Copy out each line that includes the word "MicroBooNE".

====

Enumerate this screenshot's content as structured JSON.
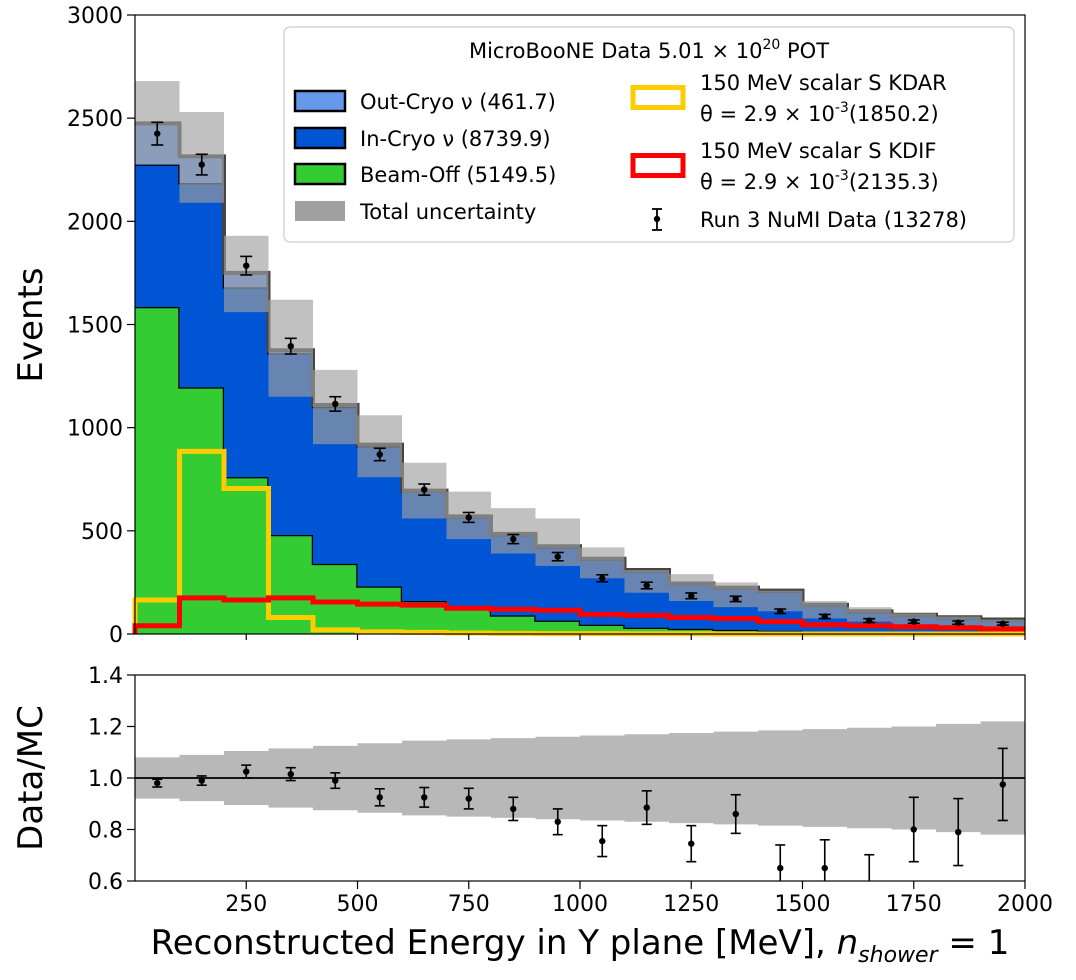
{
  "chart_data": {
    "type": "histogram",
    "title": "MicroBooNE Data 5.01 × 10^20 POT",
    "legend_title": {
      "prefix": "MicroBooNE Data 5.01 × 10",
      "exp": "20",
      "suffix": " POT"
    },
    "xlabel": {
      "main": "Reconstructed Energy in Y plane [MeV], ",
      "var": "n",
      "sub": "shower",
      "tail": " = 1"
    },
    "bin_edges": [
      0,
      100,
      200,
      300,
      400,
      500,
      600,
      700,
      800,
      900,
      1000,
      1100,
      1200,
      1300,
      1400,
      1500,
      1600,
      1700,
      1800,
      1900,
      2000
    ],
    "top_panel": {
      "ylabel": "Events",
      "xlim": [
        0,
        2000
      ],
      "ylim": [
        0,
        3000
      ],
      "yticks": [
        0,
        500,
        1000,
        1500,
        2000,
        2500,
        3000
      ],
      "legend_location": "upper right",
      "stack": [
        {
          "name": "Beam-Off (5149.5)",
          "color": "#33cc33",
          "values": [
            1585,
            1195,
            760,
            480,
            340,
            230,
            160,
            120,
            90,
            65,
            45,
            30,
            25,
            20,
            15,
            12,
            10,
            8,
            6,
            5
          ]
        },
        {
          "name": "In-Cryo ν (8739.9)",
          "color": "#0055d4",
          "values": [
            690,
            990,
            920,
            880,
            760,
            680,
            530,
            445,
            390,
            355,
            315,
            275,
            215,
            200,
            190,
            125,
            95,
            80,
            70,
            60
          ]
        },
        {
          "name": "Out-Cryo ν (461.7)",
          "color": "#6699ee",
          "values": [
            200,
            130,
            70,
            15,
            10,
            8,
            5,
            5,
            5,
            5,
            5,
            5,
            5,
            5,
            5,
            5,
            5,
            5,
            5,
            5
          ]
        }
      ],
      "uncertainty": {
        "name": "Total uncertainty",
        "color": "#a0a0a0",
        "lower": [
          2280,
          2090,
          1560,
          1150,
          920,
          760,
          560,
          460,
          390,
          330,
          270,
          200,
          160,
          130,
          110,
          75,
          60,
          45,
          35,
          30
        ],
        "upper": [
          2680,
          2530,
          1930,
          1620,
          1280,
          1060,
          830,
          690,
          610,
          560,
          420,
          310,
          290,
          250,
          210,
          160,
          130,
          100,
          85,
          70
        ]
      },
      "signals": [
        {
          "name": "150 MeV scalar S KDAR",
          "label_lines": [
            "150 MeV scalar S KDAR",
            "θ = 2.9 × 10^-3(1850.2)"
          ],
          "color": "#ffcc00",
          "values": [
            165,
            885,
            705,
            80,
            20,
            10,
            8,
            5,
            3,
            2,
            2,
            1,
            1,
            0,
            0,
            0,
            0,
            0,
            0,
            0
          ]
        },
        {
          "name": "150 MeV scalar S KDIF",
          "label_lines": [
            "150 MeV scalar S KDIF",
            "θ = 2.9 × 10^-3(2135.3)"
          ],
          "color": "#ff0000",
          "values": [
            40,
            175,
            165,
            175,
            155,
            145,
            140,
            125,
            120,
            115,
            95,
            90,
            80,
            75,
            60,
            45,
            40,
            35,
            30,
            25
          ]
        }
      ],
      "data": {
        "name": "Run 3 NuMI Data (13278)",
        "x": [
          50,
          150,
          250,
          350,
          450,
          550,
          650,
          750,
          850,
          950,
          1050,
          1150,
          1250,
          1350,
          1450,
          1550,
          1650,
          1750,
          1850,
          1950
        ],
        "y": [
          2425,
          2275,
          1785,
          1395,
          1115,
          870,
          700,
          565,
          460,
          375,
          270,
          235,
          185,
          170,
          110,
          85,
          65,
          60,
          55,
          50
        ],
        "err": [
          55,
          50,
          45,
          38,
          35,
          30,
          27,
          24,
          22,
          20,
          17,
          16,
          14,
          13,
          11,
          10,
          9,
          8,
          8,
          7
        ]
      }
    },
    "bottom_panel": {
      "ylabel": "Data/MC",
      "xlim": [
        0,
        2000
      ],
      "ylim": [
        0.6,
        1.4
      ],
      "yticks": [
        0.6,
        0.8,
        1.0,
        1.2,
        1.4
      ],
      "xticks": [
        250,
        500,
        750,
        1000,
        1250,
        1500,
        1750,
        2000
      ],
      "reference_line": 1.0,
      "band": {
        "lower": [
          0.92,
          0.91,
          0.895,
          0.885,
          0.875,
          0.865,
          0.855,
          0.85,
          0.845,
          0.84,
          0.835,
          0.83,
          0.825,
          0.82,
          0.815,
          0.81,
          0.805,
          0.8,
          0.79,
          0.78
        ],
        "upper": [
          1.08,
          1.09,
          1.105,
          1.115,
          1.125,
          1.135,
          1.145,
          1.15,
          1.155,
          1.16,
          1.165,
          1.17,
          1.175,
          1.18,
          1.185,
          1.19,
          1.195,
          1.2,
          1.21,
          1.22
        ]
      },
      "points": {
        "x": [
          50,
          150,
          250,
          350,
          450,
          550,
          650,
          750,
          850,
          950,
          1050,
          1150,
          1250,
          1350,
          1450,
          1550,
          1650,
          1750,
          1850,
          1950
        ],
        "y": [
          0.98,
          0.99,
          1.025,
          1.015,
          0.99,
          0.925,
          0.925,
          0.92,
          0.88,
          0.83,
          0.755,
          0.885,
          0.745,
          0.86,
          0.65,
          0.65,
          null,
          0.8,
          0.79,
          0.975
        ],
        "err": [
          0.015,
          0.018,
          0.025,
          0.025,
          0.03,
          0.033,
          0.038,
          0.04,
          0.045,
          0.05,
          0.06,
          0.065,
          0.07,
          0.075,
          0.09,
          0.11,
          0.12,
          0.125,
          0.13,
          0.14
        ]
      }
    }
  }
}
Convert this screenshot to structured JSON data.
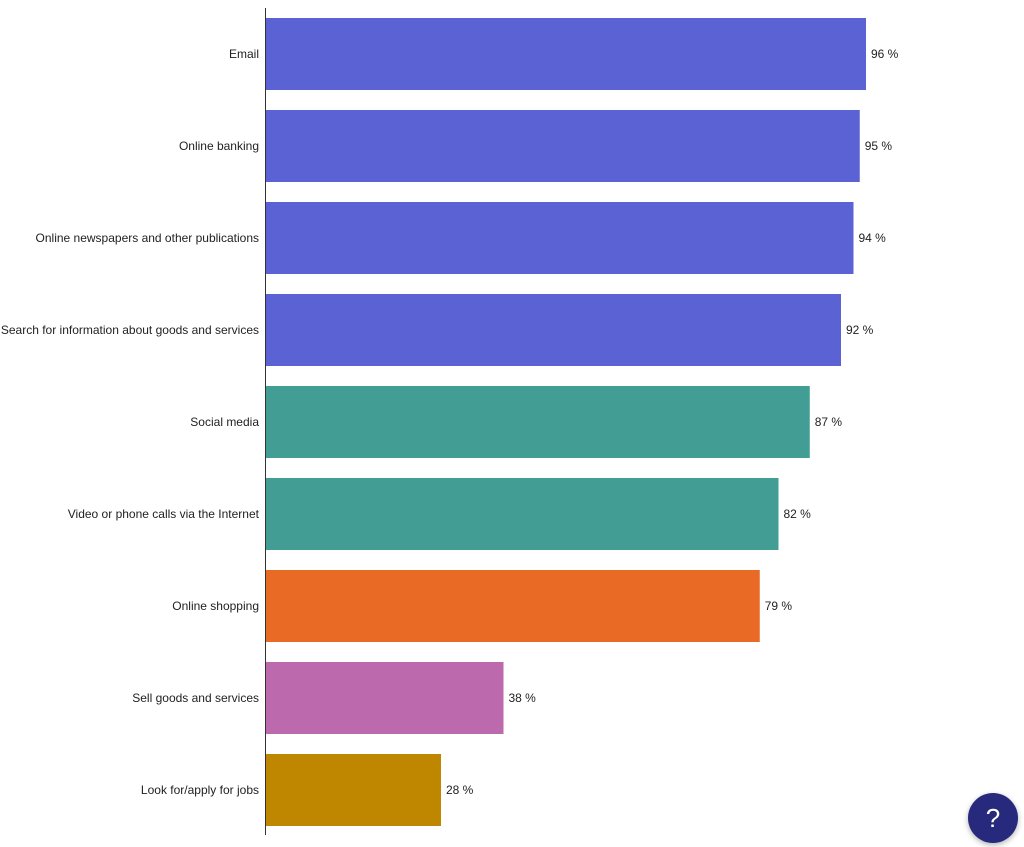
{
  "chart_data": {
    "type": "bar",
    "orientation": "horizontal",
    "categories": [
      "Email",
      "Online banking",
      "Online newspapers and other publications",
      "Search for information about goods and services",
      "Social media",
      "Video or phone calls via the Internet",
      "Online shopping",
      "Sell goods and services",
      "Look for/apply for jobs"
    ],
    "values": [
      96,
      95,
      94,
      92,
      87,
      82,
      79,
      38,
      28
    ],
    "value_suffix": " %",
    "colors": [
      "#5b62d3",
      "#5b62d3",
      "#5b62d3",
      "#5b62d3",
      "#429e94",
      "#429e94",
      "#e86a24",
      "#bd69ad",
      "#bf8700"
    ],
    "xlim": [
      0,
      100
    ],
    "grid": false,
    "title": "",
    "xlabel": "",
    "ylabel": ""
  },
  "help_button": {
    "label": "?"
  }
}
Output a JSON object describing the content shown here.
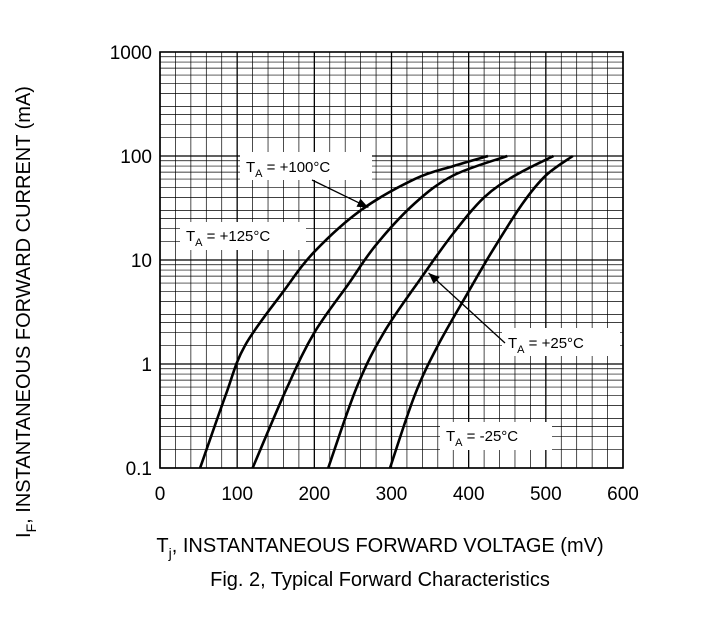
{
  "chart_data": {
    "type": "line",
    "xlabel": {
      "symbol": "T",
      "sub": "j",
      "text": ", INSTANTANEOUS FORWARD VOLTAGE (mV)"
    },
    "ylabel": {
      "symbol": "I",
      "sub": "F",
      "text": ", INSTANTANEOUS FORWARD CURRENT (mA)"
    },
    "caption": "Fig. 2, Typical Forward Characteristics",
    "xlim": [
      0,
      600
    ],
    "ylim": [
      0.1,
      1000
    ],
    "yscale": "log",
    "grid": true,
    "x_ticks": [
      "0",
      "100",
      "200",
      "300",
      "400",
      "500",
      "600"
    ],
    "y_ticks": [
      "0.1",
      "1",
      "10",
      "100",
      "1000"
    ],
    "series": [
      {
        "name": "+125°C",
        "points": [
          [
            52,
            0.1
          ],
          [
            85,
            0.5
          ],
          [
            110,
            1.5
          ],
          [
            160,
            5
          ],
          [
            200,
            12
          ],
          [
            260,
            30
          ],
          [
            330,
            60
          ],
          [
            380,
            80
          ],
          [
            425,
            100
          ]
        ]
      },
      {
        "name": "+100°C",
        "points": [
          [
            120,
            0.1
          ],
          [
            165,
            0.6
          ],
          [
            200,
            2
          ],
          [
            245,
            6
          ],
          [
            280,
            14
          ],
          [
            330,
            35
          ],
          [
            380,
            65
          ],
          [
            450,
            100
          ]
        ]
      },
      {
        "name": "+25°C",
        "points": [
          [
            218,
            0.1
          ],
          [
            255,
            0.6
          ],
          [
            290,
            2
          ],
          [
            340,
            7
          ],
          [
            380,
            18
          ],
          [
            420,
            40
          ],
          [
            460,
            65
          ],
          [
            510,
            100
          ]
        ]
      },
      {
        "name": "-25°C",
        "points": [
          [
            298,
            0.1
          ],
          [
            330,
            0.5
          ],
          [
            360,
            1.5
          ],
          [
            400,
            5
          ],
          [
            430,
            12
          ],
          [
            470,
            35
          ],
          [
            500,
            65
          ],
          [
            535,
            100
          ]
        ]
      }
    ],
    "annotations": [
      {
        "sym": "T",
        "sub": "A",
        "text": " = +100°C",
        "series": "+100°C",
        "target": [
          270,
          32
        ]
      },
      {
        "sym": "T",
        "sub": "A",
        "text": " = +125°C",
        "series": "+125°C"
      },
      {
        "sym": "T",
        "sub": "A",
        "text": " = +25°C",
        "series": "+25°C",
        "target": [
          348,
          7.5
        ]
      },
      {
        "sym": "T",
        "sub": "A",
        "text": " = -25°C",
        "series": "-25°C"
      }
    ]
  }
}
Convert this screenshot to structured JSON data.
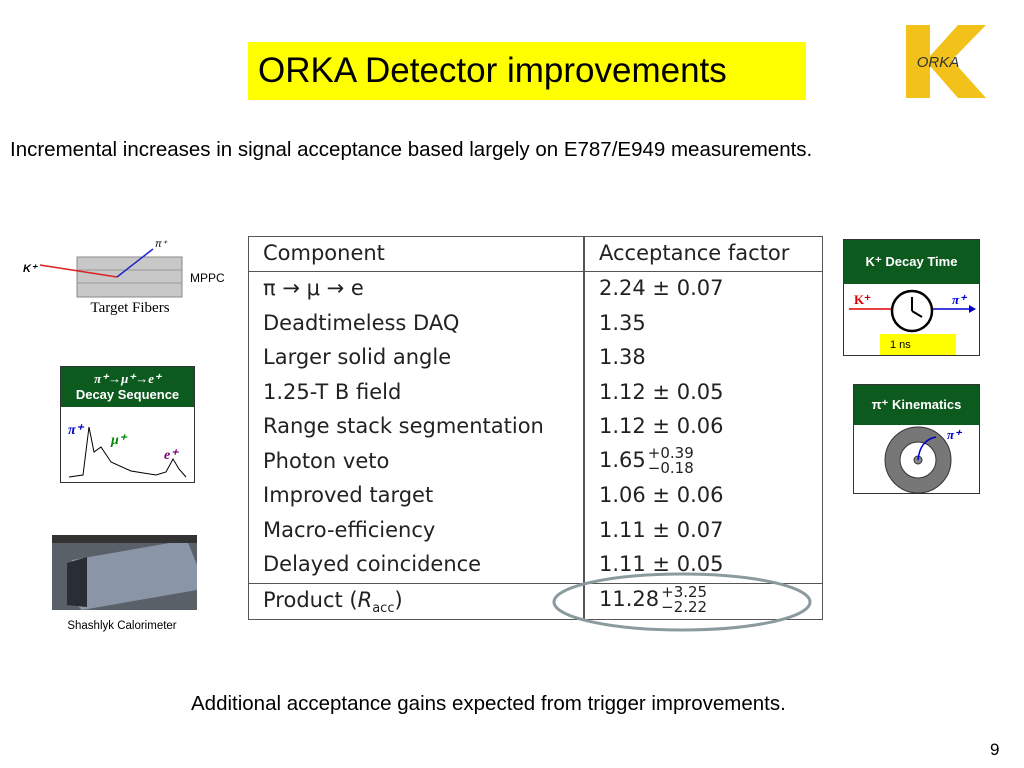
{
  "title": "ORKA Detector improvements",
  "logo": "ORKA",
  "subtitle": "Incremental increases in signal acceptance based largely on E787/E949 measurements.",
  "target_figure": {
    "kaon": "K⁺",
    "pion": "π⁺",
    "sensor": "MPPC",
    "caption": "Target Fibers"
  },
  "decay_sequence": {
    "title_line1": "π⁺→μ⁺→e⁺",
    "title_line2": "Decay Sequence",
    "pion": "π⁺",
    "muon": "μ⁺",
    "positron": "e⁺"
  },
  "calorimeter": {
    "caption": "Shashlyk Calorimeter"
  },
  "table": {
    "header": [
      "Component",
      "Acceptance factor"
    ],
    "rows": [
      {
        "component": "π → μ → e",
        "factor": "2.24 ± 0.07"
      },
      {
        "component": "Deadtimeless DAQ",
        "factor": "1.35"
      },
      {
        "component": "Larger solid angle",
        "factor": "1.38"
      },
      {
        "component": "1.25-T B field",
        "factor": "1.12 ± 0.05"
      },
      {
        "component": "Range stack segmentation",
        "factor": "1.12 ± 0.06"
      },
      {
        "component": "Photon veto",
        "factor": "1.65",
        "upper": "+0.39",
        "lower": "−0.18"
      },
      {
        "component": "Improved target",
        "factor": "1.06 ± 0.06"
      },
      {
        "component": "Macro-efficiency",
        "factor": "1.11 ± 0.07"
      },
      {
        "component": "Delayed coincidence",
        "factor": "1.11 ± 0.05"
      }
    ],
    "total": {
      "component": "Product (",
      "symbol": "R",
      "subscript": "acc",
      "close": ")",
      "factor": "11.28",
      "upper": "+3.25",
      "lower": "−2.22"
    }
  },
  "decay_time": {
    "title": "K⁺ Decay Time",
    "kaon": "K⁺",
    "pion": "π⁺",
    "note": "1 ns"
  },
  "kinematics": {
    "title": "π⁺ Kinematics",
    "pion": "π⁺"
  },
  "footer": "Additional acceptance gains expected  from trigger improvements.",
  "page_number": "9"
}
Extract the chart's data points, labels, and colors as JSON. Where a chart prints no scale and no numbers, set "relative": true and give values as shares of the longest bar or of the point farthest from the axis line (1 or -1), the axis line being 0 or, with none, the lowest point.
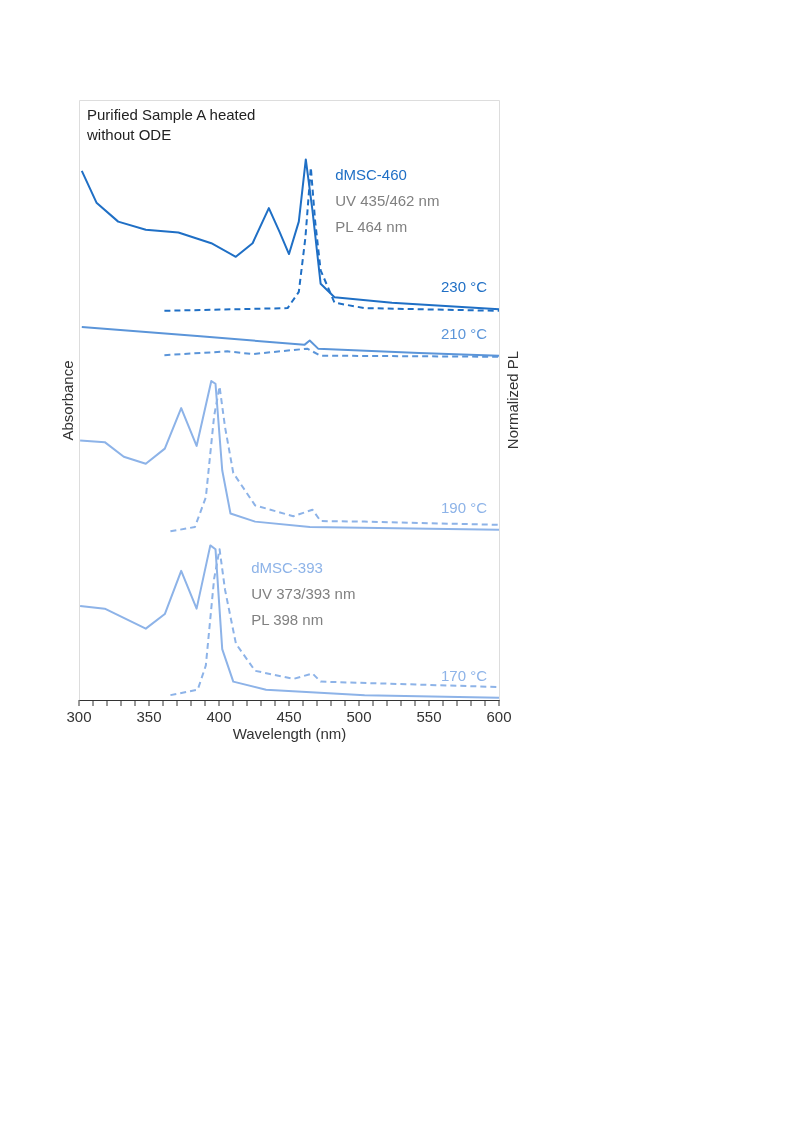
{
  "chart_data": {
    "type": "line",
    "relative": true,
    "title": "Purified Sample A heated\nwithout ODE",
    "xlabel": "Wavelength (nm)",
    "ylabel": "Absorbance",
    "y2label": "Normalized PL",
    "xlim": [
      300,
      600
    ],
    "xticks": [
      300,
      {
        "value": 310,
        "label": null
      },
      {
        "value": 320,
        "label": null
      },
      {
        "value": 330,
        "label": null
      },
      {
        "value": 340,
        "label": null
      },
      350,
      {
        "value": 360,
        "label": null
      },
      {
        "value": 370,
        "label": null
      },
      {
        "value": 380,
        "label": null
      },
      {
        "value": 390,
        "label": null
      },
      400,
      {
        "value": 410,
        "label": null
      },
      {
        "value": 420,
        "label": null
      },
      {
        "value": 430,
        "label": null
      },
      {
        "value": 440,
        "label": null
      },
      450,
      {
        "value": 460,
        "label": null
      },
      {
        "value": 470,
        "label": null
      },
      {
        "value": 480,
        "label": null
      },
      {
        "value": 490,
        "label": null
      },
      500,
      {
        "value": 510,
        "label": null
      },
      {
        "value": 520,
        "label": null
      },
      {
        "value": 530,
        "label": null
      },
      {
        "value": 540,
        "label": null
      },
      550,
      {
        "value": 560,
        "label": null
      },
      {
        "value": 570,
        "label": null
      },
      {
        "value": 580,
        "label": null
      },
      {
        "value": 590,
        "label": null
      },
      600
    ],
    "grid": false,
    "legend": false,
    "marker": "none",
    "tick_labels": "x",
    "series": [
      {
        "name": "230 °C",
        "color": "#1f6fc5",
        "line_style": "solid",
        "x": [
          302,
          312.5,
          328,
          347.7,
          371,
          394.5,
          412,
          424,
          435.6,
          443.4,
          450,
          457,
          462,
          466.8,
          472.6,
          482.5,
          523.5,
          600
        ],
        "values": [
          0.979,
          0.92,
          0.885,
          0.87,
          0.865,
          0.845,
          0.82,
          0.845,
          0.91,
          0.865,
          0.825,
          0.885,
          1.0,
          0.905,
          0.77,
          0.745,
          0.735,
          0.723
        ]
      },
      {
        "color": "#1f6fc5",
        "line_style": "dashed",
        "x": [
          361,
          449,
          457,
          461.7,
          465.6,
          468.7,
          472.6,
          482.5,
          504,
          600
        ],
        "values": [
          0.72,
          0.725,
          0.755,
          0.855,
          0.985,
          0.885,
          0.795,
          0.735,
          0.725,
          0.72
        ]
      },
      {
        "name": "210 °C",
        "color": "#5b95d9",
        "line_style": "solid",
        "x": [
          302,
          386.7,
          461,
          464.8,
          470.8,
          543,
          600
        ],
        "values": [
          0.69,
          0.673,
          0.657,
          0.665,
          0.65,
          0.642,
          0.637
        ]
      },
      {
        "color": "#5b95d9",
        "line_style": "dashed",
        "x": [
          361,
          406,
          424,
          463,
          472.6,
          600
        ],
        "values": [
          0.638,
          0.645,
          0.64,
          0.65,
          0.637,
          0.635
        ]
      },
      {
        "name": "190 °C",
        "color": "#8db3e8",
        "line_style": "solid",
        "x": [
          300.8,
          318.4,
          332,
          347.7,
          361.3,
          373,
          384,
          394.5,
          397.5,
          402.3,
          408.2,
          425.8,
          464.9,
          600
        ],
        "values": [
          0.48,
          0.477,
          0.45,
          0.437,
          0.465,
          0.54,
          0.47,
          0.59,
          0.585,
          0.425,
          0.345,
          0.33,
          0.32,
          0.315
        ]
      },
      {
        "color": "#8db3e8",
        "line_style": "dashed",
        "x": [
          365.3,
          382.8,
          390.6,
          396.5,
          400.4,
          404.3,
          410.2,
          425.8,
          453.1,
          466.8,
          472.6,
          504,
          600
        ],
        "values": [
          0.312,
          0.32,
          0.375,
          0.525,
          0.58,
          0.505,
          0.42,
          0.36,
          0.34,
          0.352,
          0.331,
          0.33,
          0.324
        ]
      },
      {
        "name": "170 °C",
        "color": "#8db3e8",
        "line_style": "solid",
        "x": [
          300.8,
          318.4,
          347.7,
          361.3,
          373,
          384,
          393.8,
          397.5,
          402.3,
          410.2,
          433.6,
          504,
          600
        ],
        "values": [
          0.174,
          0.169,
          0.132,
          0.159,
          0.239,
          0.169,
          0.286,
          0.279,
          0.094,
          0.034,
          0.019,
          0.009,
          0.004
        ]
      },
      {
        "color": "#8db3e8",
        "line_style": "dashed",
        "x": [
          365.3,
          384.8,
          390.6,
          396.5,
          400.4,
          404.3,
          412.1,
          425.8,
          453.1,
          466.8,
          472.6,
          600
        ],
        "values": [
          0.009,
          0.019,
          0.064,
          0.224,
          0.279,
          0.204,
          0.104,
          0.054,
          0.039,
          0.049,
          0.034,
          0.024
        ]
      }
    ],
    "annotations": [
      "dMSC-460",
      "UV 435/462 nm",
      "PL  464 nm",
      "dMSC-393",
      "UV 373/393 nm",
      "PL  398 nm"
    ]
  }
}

====

ANSWER —
    "title": "MicroBooNE Data 5.01 × 10^20 POT",
      "prefix": "MicroBooNE Data 5.01 × 10",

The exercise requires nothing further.